** START OF Records for the exercise **

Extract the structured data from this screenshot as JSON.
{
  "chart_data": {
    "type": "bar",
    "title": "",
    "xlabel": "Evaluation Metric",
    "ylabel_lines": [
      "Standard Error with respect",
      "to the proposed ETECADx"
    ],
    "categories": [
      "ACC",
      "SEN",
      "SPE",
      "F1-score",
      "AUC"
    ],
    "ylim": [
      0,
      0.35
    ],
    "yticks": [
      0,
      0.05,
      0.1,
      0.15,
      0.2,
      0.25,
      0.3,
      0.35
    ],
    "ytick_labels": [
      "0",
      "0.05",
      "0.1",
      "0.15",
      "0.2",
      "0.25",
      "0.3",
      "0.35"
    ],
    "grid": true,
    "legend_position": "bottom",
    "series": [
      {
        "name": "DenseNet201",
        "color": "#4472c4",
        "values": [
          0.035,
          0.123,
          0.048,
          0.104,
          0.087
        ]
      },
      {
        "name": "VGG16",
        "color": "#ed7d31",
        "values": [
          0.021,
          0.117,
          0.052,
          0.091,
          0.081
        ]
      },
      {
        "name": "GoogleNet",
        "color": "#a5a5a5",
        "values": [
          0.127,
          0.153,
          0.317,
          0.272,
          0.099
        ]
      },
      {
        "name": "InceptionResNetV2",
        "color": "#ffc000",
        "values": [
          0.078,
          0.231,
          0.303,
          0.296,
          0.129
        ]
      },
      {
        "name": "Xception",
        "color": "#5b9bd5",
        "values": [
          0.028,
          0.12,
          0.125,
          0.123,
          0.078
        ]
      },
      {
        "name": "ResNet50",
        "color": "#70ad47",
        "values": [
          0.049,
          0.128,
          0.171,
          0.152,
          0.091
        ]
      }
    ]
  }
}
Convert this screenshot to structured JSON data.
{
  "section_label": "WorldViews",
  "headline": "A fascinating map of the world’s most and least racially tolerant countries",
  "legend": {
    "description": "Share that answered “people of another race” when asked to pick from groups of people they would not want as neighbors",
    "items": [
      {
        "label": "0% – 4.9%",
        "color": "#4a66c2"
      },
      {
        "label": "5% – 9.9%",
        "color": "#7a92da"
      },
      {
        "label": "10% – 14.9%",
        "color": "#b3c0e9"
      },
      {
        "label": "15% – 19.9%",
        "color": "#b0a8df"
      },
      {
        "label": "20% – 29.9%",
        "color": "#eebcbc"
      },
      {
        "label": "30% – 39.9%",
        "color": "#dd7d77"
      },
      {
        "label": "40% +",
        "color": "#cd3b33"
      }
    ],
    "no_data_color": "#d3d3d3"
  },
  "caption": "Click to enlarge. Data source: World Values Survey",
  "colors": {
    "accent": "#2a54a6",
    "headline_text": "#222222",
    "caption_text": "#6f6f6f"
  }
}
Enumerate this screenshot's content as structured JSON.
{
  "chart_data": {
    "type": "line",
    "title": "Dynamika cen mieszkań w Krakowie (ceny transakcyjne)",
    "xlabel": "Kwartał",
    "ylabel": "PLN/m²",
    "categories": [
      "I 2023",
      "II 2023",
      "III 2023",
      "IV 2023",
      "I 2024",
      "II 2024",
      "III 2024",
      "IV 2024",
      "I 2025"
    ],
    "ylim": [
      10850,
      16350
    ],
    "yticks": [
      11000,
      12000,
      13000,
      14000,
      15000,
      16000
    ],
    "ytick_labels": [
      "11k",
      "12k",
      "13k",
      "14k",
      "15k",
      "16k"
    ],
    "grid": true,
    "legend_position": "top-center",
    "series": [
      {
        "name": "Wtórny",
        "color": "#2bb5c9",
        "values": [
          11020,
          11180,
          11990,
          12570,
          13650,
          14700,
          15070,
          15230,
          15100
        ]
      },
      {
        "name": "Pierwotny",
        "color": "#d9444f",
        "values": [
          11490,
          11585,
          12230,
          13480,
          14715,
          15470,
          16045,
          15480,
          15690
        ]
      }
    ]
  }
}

** END OF Records for the exercise **

• **Task description**
Write out the entries in full, exactly as given.

• **Output for this exercise**
Extract the structured data from this screenshot as JSON.
{
  "chart_data": {
    "type": "bar",
    "title": "",
    "xlabel": "Evaluation Metric",
    "ylabel_lines": [
      "Standard Error with respect",
      "to the proposed ETECADx"
    ],
    "categories": [
      "ACC",
      "SEN",
      "SPE",
      "F1-score",
      "AUC"
    ],
    "ylim": [
      0,
      0.35
    ],
    "yticks": [
      0,
      0.05,
      0.1,
      0.15,
      0.2,
      0.25,
      0.3,
      0.35
    ],
    "ytick_labels": [
      "0",
      "0.05",
      "0.1",
      "0.15",
      "0.2",
      "0.25",
      "0.3",
      "0.35"
    ],
    "grid": true,
    "legend_position": "bottom",
    "series": [
      {
        "name": "DenseNet201",
        "color": "#4472c4",
        "values": [
          0.035,
          0.123,
          0.048,
          0.104,
          0.087
        ]
      },
      {
        "name": "VGG16",
        "color": "#ed7d31",
        "values": [
          0.021,
          0.117,
          0.052,
          0.091,
          0.081
        ]
      },
      {
        "name": "GoogleNet",
        "color": "#a5a5a5",
        "values": [
          0.127,
          0.153,
          0.317,
          0.272,
          0.099
        ]
      },
      {
        "name": "InceptionResNetV2",
        "color": "#ffc000",
        "values": [
          0.078,
          0.231,
          0.303,
          0.296,
          0.129
        ]
      },
      {
        "name": "Xception",
        "color": "#5b9bd5",
        "values": [
          0.028,
          0.12,
          0.125,
          0.123,
          0.078
        ]
      },
      {
        "name": "ResNet50",
        "color": "#70ad47",
        "values": [
          0.049,
          0.128,
          0.171,
          0.152,
          0.091
        ]
      }
    ]
  }
}
Convert this screenshot to structured JSON data.
{
  "section_label": "WorldViews",
  "headline": "A fascinating map of the world’s most and least racially tolerant countries",
  "legend": {
    "description": "Share that answered “people of another race” when asked to pick from groups of people they would not want as neighbors",
    "items": [
      {
        "label": "0% – 4.9%",
        "color": "#4a66c2"
      },
      {
        "label": "5% – 9.9%",
        "color": "#7a92da"
      },
      {
        "label": "10% – 14.9%",
        "color": "#b3c0e9"
      },
      {
        "label": "15% – 19.9%",
        "color": "#b0a8df"
      },
      {
        "label": "20% – 29.9%",
        "color": "#eebcbc"
      },
      {
        "label": "30% – 39.9%",
        "color": "#dd7d77"
      },
      {
        "label": "40% +",
        "color": "#cd3b33"
      }
    ],
    "no_data_color": "#d3d3d3"
  },
  "caption": "Click to enlarge. Data source: World Values Survey",
  "colors": {
    "accent": "#2a54a6",
    "headline_text": "#222222",
    "caption_text": "#6f6f6f"
  }
}
Enumerate this screenshot's content as structured JSON.
{
  "chart_data": {
    "type": "line",
    "title": "Dynamika cen mieszkań w Krakowie (ceny transakcyjne)",
    "xlabel": "Kwartał",
    "ylabel": "PLN/m²",
    "categories": [
      "I 2023",
      "II 2023",
      "III 2023",
      "IV 2023",
      "I 2024",
      "II 2024",
      "III 2024",
      "IV 2024",
      "I 2025"
    ],
    "ylim": [
      10850,
      16350
    ],
    "yticks": [
      11000,
      12000,
      13000,
      14000,
      15000,
      16000
    ],
    "ytick_labels": [
      "11k",
      "12k",
      "13k",
      "14k",
      "15k",
      "16k"
    ],
    "grid": true,
    "legend_position": "top-center",
    "series": [
      {
        "name": "Wtórny",
        "color": "#2bb5c9",
        "values": [
          11020,
          11180,
          11990,
          12570,
          13650,
          14700,
          15070,
          15230,
          15100
        ]
      },
      {
        "name": "Pierwotny",
        "color": "#d9444f",
        "values": [
          11490,
          11585,
          12230,
          13480,
          14715,
          15470,
          16045,
          15480,
          15690
        ]
      }
    ]
  }
}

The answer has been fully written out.